> **PROMPT**: Scan the material below for the string "المفسد", and copy every line where it shows up.

── INPUT DATA

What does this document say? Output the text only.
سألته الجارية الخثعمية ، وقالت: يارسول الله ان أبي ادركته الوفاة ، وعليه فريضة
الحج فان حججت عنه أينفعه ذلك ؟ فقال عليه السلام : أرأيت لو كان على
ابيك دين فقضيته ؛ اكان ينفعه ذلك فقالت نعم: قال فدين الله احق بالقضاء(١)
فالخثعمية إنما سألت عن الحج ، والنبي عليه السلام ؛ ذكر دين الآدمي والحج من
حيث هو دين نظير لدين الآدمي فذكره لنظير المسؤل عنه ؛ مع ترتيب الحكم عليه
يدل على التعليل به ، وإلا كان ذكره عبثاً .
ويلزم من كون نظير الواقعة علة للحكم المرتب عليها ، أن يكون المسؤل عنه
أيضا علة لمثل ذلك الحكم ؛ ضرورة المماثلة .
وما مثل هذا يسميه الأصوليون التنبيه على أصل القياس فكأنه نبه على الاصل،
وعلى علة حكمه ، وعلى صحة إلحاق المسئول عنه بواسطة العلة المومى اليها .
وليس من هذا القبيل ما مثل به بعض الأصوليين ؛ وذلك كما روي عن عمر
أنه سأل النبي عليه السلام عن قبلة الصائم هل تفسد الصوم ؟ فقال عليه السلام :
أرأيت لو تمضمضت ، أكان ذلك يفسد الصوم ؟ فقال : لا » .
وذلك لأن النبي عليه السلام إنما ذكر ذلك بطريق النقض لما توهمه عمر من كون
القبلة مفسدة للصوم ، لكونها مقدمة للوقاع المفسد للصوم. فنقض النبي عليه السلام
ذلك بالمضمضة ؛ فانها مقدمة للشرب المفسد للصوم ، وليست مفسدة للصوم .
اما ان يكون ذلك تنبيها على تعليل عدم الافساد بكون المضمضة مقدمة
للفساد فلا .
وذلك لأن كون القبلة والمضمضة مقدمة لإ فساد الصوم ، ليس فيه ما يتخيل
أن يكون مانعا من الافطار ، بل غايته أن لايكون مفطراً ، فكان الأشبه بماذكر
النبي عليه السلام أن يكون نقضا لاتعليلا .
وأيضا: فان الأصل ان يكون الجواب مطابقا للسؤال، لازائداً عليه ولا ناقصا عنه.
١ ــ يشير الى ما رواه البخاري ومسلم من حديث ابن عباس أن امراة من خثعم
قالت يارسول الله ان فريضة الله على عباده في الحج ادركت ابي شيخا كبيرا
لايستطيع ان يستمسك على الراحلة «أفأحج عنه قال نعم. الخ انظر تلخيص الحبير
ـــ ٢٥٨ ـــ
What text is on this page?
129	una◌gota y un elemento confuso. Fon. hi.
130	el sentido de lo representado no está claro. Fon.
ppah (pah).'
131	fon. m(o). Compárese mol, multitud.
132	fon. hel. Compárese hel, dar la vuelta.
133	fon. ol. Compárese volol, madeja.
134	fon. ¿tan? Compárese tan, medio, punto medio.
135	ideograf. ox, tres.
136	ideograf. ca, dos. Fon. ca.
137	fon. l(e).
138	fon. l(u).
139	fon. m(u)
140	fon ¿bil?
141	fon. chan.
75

────

> **WRITTEN SOLUTION**:
القبلة مفسدة للصوم ، لكونها مقدمة للوقاع المفسد للصوم. فنقض النبي عليه السلام
ذلك بالمضمضة ؛ فانها مقدمة للشرب المفسد للصوم ، وليست مفسدة للصوم .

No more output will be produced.